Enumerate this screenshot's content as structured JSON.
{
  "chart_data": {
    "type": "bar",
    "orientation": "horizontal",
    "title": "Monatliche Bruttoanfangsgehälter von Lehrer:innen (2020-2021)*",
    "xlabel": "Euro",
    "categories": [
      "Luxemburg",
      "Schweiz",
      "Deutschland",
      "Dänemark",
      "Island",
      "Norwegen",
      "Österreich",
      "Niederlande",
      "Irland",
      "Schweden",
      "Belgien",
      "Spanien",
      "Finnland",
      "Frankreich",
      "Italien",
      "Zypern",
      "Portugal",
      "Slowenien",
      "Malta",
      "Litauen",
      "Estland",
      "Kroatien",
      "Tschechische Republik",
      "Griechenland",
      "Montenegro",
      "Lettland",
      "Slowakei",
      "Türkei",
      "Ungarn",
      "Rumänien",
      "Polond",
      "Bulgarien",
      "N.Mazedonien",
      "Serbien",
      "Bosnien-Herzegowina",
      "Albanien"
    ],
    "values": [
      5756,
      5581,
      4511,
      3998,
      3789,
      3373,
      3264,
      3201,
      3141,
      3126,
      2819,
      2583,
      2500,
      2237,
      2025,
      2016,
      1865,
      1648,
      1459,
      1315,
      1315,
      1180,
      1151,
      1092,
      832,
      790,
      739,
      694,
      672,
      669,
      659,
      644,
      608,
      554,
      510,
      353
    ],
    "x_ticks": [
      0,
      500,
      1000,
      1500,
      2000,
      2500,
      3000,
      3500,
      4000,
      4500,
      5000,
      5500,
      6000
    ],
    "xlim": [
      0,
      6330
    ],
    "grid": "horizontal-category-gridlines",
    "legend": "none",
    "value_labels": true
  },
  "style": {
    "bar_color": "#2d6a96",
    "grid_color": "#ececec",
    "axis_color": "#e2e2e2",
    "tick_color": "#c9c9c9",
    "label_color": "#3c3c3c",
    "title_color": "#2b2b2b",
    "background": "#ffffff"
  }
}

================

* Exercise instructions: Look through the material and copy each line that has "horizontal".

* Solved exercise:
    "orientation": "horizontal",
    "grid": "horizontal-category-gridlines",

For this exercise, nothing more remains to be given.